Every entry below should be transcribed exactly; pictures stay out of the copy.

Figure collection entries
——

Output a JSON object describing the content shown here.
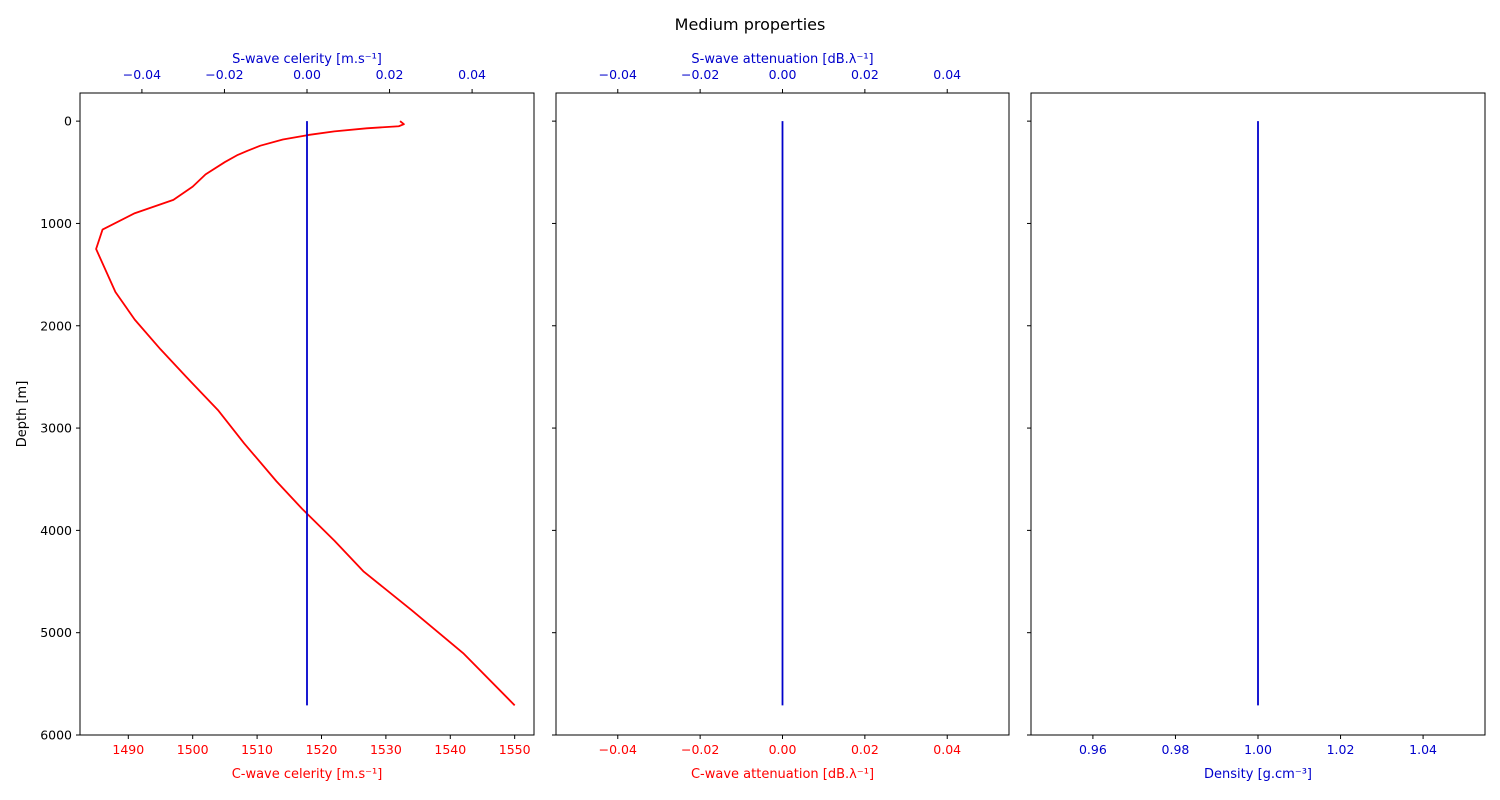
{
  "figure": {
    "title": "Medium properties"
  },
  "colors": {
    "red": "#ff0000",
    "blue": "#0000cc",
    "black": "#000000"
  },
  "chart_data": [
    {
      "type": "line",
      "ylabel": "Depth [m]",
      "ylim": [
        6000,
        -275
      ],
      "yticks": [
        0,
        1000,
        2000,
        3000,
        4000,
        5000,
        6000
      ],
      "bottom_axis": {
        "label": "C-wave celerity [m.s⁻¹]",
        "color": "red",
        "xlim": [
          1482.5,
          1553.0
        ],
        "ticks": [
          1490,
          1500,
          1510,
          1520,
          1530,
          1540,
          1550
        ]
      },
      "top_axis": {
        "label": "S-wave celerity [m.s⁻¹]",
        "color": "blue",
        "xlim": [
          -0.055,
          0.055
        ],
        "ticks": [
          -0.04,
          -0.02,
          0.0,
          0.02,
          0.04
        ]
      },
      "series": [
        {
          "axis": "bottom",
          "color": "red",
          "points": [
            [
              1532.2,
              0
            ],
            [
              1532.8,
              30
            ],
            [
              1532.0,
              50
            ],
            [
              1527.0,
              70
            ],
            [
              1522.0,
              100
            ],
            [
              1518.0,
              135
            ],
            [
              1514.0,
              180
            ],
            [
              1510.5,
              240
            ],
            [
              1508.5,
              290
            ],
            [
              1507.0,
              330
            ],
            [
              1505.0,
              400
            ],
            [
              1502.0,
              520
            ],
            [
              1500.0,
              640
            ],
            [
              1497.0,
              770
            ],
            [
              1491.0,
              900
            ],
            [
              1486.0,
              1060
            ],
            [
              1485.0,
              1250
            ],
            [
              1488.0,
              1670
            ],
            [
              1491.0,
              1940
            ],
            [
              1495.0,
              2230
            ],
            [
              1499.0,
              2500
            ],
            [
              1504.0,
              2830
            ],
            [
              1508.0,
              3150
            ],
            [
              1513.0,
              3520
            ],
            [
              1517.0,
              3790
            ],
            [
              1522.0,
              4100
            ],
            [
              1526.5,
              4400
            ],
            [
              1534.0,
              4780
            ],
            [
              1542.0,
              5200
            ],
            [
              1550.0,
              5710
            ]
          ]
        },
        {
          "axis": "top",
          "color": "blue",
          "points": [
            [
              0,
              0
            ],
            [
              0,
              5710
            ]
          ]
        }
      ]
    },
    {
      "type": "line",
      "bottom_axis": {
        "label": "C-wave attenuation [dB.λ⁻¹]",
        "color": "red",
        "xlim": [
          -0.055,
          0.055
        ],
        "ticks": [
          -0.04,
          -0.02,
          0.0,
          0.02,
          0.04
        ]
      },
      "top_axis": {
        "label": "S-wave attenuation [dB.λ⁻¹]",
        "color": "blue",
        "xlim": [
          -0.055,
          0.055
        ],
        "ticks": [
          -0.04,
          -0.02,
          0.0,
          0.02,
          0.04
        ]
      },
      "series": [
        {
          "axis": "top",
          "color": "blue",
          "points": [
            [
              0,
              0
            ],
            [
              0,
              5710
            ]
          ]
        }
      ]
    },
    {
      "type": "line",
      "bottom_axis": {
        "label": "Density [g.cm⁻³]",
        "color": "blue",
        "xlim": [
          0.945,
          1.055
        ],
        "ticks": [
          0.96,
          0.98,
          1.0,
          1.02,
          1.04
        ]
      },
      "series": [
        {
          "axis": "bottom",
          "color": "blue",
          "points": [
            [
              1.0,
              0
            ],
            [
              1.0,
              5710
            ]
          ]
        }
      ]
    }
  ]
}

——

*RESPONSE:*
Output a JSON object describing the content shown here.
{
  "figure": {
    "title": "Medium properties"
  },
  "colors": {
    "red": "#ff0000",
    "blue": "#0000cc",
    "black": "#000000"
  },
  "chart_data": [
    {
      "type": "line",
      "ylabel": "Depth [m]",
      "ylim": [
        6000,
        -275
      ],
      "yticks": [
        0,
        1000,
        2000,
        3000,
        4000,
        5000,
        6000
      ],
      "bottom_axis": {
        "label": "C-wave celerity [m.s⁻¹]",
        "color": "red",
        "xlim": [
          1482.5,
          1553.0
        ],
        "ticks": [
          1490,
          1500,
          1510,
          1520,
          1530,
          1540,
          1550
        ]
      },
      "top_axis": {
        "label": "S-wave celerity [m.s⁻¹]",
        "color": "blue",
        "xlim": [
          -0.055,
          0.055
        ],
        "ticks": [
          -0.04,
          -0.02,
          0.0,
          0.02,
          0.04
        ]
      },
      "series": [
        {
          "axis": "bottom",
          "color": "red",
          "points": [
            [
              1532.2,
              0
            ],
            [
              1532.8,
              30
            ],
            [
              1532.0,
              50
            ],
            [
              1527.0,
              70
            ],
            [
              1522.0,
              100
            ],
            [
              1518.0,
              135
            ],
            [
              1514.0,
              180
            ],
            [
              1510.5,
              240
            ],
            [
              1508.5,
              290
            ],
            [
              1507.0,
              330
            ],
            [
              1505.0,
              400
            ],
            [
              1502.0,
              520
            ],
            [
              1500.0,
              640
            ],
            [
              1497.0,
              770
            ],
            [
              1491.0,
              900
            ],
            [
              1486.0,
              1060
            ],
            [
              1485.0,
              1250
            ],
            [
              1488.0,
              1670
            ],
            [
              1491.0,
              1940
            ],
            [
              1495.0,
              2230
            ],
            [
              1499.0,
              2500
            ],
            [
              1504.0,
              2830
            ],
            [
              1508.0,
              3150
            ],
            [
              1513.0,
              3520
            ],
            [
              1517.0,
              3790
            ],
            [
              1522.0,
              4100
            ],
            [
              1526.5,
              4400
            ],
            [
              1534.0,
              4780
            ],
            [
              1542.0,
              5200
            ],
            [
              1550.0,
              5710
            ]
          ]
        },
        {
          "axis": "top",
          "color": "blue",
          "points": [
            [
              0,
              0
            ],
            [
              0,
              5710
            ]
          ]
        }
      ]
    },
    {
      "type": "line",
      "bottom_axis": {
        "label": "C-wave attenuation [dB.λ⁻¹]",
        "color": "red",
        "xlim": [
          -0.055,
          0.055
        ],
        "ticks": [
          -0.04,
          -0.02,
          0.0,
          0.02,
          0.04
        ]
      },
      "top_axis": {
        "label": "S-wave attenuation [dB.λ⁻¹]",
        "color": "blue",
        "xlim": [
          -0.055,
          0.055
        ],
        "ticks": [
          -0.04,
          -0.02,
          0.0,
          0.02,
          0.04
        ]
      },
      "series": [
        {
          "axis": "top",
          "color": "blue",
          "points": [
            [
              0,
              0
            ],
            [
              0,
              5710
            ]
          ]
        }
      ]
    },
    {
      "type": "line",
      "bottom_axis": {
        "label": "Density [g.cm⁻³]",
        "color": "blue",
        "xlim": [
          0.945,
          1.055
        ],
        "ticks": [
          0.96,
          0.98,
          1.0,
          1.02,
          1.04
        ]
      },
      "series": [
        {
          "axis": "bottom",
          "color": "blue",
          "points": [
            [
              1.0,
              0
            ],
            [
              1.0,
              5710
            ]
          ]
        }
      ]
    }
  ]
}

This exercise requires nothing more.